● WHAT THE TASK REQUIRES: Reproduce each line that includes the word "الطري".

● PROVIDED MATERIAL:
· · · · ·

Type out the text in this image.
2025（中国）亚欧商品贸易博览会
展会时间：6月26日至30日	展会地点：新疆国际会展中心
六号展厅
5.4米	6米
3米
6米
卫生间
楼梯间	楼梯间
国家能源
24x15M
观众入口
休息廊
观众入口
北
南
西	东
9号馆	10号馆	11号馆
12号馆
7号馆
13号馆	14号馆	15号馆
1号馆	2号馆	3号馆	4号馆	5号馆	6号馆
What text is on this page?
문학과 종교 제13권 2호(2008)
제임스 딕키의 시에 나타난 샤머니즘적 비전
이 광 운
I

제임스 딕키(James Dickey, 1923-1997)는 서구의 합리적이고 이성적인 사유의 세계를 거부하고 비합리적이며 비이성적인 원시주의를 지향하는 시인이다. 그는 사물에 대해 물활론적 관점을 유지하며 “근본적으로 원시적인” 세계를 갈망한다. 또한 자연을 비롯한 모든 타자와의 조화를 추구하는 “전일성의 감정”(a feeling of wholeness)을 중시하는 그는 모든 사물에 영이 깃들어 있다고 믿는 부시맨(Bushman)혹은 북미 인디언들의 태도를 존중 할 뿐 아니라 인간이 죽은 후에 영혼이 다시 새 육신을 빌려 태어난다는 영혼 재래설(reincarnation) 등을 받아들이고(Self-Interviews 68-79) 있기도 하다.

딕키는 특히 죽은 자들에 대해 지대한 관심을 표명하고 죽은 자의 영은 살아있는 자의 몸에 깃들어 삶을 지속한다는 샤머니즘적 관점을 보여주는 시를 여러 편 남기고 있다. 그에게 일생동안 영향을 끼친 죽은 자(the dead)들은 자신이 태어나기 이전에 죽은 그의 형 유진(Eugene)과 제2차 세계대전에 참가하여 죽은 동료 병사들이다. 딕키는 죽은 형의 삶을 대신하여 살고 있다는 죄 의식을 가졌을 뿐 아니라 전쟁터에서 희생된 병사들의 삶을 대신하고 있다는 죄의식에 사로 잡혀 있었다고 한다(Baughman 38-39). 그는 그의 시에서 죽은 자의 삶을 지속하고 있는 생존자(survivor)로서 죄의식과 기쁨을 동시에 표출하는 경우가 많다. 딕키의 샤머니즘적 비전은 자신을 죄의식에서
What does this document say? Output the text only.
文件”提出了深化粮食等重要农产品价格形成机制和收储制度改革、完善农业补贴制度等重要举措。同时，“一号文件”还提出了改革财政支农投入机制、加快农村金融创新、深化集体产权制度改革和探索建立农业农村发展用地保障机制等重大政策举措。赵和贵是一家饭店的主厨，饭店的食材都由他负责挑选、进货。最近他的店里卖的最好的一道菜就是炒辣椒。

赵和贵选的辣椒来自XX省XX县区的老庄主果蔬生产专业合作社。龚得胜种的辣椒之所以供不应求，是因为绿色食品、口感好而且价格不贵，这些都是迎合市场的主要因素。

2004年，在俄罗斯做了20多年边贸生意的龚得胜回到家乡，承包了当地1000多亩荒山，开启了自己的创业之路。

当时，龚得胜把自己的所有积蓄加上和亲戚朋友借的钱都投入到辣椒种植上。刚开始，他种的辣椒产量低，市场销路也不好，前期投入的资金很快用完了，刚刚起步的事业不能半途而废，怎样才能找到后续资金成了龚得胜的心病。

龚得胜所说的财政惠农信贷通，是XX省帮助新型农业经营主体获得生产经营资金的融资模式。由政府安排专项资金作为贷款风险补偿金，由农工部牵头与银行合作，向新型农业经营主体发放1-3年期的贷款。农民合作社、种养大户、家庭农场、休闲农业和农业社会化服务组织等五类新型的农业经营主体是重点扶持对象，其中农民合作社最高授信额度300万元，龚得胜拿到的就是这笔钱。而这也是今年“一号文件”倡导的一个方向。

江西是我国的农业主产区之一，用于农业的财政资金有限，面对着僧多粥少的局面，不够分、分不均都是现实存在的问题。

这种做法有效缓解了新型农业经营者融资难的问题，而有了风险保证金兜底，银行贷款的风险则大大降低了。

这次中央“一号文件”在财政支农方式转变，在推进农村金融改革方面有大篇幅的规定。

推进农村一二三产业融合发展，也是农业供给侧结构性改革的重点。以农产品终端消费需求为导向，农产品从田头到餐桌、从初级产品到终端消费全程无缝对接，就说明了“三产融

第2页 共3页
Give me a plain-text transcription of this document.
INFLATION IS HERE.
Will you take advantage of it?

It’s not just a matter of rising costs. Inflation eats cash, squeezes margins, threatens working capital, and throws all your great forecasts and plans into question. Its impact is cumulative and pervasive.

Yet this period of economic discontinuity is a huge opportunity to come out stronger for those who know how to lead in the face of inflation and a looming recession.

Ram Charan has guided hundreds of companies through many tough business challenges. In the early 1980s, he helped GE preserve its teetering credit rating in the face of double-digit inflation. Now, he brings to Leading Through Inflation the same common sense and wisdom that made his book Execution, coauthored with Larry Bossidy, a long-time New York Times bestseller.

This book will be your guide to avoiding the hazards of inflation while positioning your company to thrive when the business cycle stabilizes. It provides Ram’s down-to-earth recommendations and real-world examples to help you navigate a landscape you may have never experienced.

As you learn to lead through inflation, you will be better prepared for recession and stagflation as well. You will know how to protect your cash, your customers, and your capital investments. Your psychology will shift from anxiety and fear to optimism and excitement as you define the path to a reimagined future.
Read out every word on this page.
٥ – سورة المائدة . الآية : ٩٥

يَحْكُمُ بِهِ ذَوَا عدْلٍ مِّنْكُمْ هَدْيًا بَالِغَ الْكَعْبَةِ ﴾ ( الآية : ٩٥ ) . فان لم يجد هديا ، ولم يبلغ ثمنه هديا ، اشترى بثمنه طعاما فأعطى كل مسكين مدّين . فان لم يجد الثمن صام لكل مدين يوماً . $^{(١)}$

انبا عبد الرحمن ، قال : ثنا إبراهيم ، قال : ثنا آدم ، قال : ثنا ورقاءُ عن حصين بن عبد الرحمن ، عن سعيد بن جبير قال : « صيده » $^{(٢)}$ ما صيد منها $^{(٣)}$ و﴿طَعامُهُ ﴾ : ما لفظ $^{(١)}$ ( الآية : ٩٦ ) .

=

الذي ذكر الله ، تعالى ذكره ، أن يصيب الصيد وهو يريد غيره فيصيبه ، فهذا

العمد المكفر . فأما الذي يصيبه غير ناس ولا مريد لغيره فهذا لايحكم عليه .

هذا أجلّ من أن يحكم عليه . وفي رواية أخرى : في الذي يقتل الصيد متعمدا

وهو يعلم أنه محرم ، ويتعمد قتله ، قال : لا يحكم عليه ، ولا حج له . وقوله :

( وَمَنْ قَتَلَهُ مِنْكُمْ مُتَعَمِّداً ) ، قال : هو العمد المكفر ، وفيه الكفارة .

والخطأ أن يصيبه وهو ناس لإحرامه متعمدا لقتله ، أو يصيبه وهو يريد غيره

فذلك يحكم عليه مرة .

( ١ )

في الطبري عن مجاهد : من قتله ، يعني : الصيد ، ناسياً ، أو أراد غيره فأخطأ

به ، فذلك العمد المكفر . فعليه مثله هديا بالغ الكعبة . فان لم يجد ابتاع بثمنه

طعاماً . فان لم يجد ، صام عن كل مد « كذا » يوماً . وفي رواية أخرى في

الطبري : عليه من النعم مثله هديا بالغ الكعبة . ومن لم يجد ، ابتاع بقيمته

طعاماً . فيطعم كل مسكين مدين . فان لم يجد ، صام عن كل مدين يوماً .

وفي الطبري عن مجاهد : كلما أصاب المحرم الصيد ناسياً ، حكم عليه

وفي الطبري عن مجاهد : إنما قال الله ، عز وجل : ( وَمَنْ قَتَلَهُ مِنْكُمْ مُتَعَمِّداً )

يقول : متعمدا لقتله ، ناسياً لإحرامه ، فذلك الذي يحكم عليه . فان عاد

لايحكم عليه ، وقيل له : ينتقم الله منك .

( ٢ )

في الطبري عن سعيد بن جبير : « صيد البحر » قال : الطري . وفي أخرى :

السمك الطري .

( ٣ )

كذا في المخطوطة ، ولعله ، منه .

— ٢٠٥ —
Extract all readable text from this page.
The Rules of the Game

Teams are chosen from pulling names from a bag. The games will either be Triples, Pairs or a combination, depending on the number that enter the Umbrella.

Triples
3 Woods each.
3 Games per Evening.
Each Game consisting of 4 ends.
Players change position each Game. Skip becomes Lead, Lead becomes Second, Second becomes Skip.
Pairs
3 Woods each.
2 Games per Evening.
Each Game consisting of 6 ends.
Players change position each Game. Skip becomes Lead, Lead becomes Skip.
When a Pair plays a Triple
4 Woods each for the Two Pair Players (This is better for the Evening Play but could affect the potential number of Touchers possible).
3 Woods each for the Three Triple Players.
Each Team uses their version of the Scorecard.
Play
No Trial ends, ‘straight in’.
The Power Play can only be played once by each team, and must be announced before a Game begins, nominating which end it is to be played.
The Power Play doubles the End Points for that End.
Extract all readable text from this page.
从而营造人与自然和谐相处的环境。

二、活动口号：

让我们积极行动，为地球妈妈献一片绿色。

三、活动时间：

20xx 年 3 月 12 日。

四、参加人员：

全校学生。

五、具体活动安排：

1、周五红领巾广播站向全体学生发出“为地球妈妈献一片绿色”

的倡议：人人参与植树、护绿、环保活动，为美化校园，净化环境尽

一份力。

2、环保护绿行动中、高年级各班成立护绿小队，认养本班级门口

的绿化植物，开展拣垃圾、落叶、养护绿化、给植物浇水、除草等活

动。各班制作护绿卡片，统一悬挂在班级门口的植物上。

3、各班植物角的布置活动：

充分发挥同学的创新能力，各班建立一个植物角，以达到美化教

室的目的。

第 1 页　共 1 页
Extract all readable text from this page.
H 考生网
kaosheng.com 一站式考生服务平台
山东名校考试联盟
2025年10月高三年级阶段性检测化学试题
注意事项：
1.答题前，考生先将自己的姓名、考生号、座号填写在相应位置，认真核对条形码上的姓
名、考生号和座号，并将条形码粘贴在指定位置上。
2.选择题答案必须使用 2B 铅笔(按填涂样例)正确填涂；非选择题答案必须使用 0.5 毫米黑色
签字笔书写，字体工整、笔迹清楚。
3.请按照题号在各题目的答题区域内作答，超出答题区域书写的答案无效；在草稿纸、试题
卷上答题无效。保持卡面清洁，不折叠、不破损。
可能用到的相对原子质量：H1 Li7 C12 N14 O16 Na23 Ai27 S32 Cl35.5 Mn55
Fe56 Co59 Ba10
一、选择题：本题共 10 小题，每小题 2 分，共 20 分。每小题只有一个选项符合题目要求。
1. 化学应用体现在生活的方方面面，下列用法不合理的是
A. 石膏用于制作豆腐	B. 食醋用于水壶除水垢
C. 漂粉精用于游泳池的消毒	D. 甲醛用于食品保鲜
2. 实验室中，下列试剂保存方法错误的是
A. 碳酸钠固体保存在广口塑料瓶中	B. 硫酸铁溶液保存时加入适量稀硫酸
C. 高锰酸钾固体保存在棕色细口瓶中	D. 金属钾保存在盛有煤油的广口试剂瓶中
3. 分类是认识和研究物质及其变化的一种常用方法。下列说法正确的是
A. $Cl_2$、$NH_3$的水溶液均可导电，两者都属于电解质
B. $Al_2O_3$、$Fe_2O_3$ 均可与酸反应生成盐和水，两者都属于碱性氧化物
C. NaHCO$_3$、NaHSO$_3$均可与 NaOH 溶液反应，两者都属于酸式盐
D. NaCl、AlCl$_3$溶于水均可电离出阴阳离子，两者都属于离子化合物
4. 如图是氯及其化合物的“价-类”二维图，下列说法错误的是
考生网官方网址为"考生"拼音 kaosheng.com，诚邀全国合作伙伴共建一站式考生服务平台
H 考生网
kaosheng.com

· · · · ·

● COMPLETE ANSWER:
في الطبري عن سعيد بن جبير : « صيد البحر » قال : الطري . وفي أخرى :
السمك الطري .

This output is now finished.